Stored data entries:
--

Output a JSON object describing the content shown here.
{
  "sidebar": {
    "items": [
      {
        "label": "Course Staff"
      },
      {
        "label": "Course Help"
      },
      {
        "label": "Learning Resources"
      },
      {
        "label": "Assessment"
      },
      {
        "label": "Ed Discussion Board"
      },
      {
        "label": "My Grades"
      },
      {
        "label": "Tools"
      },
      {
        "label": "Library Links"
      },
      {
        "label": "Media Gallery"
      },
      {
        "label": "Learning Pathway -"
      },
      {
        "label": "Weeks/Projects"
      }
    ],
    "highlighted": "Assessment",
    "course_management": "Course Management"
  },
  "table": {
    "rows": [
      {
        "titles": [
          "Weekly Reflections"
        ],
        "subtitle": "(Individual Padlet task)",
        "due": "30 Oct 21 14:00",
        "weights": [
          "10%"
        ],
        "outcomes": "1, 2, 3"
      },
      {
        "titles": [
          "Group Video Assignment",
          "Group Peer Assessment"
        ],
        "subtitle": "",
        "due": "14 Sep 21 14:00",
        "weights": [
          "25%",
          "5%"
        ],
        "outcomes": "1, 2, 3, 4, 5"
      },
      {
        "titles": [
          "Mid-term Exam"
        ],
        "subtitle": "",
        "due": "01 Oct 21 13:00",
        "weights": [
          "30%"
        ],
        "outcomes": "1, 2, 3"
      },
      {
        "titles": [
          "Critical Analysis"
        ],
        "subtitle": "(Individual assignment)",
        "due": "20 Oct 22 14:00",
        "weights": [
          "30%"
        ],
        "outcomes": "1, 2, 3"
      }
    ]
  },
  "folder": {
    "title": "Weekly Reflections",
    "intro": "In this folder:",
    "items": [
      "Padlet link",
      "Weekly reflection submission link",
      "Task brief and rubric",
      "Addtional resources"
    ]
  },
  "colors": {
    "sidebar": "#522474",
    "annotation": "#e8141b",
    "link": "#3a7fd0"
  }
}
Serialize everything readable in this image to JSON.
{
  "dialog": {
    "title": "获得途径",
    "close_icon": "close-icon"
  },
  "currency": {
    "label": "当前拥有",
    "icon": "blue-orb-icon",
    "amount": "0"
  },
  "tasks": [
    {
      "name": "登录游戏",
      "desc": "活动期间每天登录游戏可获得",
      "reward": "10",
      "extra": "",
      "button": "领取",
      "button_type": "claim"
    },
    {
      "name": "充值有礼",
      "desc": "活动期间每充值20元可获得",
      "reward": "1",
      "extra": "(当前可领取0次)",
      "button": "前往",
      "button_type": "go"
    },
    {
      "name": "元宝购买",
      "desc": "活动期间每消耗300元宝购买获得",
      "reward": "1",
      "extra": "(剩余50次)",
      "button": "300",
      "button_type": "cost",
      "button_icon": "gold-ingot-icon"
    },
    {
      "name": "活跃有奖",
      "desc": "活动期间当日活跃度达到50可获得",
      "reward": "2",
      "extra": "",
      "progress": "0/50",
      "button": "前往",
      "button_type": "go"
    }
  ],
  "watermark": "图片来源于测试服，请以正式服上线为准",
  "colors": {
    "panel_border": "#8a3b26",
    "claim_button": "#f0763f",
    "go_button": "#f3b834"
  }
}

--

Description of the task: Type the material above out again, exactly.

Response to the task:
Output a JSON object describing the content shown here.
{
  "sidebar": {
    "items": [
      {
        "label": "Course Staff"
      },
      {
        "label": "Course Help"
      },
      {
        "label": "Learning Resources"
      },
      {
        "label": "Assessment"
      },
      {
        "label": "Ed Discussion Board"
      },
      {
        "label": "My Grades"
      },
      {
        "label": "Tools"
      },
      {
        "label": "Library Links"
      },
      {
        "label": "Media Gallery"
      },
      {
        "label": "Learning Pathway -"
      },
      {
        "label": "Weeks/Projects"
      }
    ],
    "highlighted": "Assessment",
    "course_management": "Course Management"
  },
  "table": {
    "rows": [
      {
        "titles": [
          "Weekly Reflections"
        ],
        "subtitle": "(Individual Padlet task)",
        "due": "30 Oct 21 14:00",
        "weights": [
          "10%"
        ],
        "outcomes": "1, 2, 3"
      },
      {
        "titles": [
          "Group Video Assignment",
          "Group Peer Assessment"
        ],
        "subtitle": "",
        "due": "14 Sep 21 14:00",
        "weights": [
          "25%",
          "5%"
        ],
        "outcomes": "1, 2, 3, 4, 5"
      },
      {
        "titles": [
          "Mid-term Exam"
        ],
        "subtitle": "",
        "due": "01 Oct 21 13:00",
        "weights": [
          "30%"
        ],
        "outcomes": "1, 2, 3"
      },
      {
        "titles": [
          "Critical Analysis"
        ],
        "subtitle": "(Individual assignment)",
        "due": "20 Oct 22 14:00",
        "weights": [
          "30%"
        ],
        "outcomes": "1, 2, 3"
      }
    ]
  },
  "folder": {
    "title": "Weekly Reflections",
    "intro": "In this folder:",
    "items": [
      "Padlet link",
      "Weekly reflection submission link",
      "Task brief and rubric",
      "Addtional resources"
    ]
  },
  "colors": {
    "sidebar": "#522474",
    "annotation": "#e8141b",
    "link": "#3a7fd0"
  }
}
Serialize everything readable in this image to JSON.
{
  "dialog": {
    "title": "获得途径",
    "close_icon": "close-icon"
  },
  "currency": {
    "label": "当前拥有",
    "icon": "blue-orb-icon",
    "amount": "0"
  },
  "tasks": [
    {
      "name": "登录游戏",
      "desc": "活动期间每天登录游戏可获得",
      "reward": "10",
      "extra": "",
      "button": "领取",
      "button_type": "claim"
    },
    {
      "name": "充值有礼",
      "desc": "活动期间每充值20元可获得",
      "reward": "1",
      "extra": "(当前可领取0次)",
      "button": "前往",
      "button_type": "go"
    },
    {
      "name": "元宝购买",
      "desc": "活动期间每消耗300元宝购买获得",
      "reward": "1",
      "extra": "(剩余50次)",
      "button": "300",
      "button_type": "cost",
      "button_icon": "gold-ingot-icon"
    },
    {
      "name": "活跃有奖",
      "desc": "活动期间当日活跃度达到50可获得",
      "reward": "2",
      "extra": "",
      "progress": "0/50",
      "button": "前往",
      "button_type": "go"
    }
  ],
  "watermark": "图片来源于测试服，请以正式服上线为准",
  "colors": {
    "panel_border": "#8a3b26",
    "claim_button": "#f0763f",
    "go_button": "#f3b834"
  }
}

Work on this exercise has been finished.